======== INFORMATION SUPPLIED
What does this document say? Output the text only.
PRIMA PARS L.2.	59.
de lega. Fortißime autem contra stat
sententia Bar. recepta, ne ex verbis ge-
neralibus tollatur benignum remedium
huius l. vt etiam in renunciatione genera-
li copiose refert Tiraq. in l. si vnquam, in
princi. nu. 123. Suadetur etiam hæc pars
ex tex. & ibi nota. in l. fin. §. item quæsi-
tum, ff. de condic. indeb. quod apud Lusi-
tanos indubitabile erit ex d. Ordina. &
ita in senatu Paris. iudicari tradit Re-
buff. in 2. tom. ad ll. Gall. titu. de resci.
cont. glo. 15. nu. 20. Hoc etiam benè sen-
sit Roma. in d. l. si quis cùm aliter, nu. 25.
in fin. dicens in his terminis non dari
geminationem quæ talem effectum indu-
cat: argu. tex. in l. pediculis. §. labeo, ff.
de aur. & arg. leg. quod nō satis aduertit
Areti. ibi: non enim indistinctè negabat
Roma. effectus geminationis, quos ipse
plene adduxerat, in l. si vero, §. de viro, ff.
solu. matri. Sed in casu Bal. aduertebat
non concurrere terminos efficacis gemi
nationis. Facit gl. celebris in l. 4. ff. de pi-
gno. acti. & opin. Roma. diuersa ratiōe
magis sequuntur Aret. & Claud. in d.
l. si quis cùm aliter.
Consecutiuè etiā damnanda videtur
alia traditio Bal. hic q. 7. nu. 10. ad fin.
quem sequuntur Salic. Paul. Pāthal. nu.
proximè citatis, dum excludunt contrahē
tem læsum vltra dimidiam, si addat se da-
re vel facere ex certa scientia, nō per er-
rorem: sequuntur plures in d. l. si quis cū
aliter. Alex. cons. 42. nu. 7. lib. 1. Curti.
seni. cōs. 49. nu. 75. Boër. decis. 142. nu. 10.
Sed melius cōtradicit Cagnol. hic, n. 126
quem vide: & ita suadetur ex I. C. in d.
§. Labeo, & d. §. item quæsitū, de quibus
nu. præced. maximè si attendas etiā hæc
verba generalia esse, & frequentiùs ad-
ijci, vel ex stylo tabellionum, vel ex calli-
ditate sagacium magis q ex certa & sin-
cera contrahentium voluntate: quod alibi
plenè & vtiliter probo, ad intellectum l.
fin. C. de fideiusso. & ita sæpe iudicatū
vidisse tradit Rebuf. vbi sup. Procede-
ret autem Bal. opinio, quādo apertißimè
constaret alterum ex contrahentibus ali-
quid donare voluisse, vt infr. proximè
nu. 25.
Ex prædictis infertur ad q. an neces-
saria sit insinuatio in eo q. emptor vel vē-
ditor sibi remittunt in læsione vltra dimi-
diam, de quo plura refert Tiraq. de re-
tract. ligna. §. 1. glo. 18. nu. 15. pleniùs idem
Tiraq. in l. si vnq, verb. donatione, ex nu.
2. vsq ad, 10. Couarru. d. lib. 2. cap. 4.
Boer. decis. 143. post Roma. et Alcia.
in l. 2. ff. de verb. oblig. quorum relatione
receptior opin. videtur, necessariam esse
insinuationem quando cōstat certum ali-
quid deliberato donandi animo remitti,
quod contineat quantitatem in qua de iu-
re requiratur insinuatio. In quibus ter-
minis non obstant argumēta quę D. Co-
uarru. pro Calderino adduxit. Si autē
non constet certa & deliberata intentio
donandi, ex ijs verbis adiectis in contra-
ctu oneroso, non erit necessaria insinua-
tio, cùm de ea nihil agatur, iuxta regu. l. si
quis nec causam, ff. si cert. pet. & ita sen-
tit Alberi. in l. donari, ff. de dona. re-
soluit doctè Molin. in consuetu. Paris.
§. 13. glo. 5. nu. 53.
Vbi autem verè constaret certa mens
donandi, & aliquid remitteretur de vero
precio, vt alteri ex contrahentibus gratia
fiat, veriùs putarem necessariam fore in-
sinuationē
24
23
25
================
======== INFORMATION SUPPLIED
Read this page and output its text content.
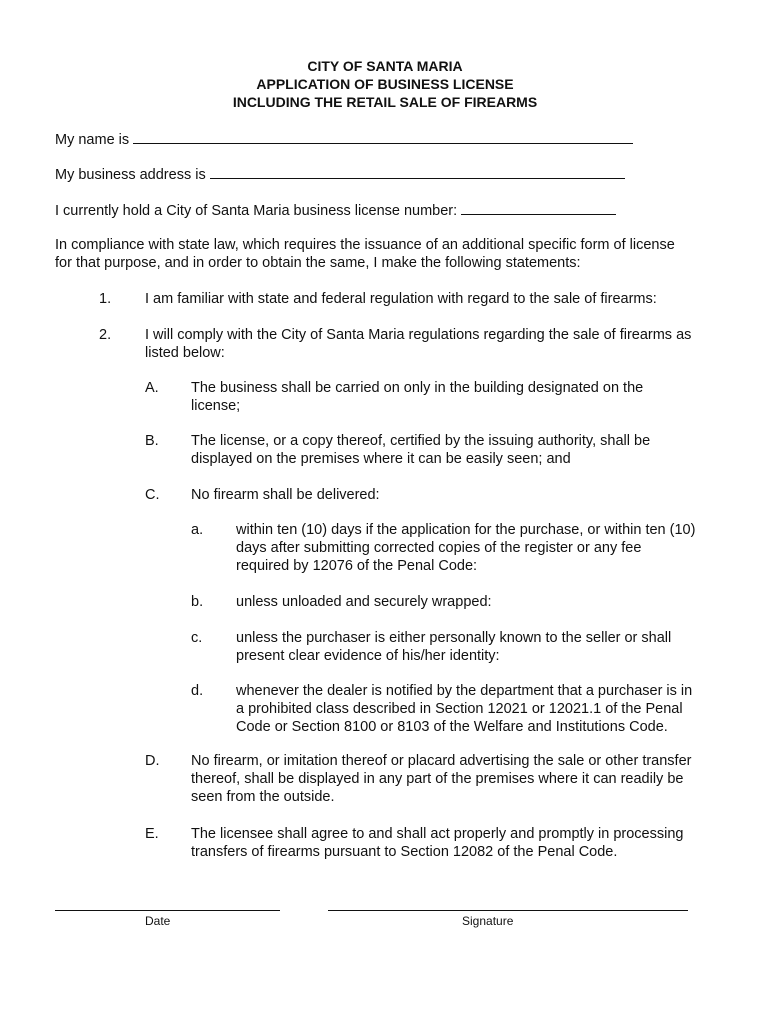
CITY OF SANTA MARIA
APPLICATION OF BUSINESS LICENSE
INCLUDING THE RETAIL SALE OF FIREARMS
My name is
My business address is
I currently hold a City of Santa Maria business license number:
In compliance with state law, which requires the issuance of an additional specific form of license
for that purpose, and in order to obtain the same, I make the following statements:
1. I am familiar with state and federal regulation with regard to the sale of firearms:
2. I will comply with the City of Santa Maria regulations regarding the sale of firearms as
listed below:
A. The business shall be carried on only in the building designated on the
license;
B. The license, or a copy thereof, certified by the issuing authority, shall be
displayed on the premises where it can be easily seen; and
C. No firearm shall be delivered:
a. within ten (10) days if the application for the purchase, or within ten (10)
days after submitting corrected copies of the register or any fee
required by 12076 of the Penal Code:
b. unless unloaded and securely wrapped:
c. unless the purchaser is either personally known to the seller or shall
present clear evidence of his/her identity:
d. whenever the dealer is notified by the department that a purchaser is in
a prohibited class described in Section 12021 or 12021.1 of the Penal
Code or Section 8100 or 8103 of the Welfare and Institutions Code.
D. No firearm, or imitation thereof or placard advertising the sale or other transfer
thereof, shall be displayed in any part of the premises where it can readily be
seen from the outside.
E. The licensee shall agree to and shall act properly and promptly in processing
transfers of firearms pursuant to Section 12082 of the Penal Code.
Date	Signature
================
======== INFORMATION SUPPLIED
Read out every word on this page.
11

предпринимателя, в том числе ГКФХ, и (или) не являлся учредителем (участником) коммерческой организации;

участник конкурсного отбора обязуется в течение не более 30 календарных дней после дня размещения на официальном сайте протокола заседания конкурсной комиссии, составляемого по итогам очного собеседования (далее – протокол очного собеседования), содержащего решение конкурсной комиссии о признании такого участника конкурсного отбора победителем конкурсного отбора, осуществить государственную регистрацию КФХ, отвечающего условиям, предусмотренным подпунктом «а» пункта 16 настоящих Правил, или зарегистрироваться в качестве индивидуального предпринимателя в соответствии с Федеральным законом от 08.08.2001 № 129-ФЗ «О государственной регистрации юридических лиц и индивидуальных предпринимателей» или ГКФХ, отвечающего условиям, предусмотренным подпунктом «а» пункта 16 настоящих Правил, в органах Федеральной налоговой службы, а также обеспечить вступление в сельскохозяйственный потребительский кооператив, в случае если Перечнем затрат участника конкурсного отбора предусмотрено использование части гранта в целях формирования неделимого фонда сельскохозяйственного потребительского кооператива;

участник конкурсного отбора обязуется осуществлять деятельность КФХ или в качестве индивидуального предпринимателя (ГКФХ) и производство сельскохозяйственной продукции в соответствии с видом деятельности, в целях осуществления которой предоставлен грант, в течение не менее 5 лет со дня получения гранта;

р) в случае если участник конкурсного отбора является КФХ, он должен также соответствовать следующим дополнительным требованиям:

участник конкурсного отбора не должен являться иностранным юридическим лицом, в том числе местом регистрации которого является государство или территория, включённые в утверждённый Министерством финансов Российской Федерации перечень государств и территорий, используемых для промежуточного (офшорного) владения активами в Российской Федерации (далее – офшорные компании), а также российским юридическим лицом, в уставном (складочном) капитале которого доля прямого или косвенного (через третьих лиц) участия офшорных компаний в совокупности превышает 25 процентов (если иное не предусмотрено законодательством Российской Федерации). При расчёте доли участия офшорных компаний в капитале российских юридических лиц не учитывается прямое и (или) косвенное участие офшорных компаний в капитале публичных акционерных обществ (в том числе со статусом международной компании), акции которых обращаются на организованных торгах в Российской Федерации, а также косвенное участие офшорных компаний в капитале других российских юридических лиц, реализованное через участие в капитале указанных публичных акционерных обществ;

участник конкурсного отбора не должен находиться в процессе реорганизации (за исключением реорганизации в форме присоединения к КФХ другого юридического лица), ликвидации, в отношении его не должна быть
================
Identify every line where the string "unless" appears.

b. unless unloaded and securely wrapped:
c. unless the purchaser is either personally known to the seller or shall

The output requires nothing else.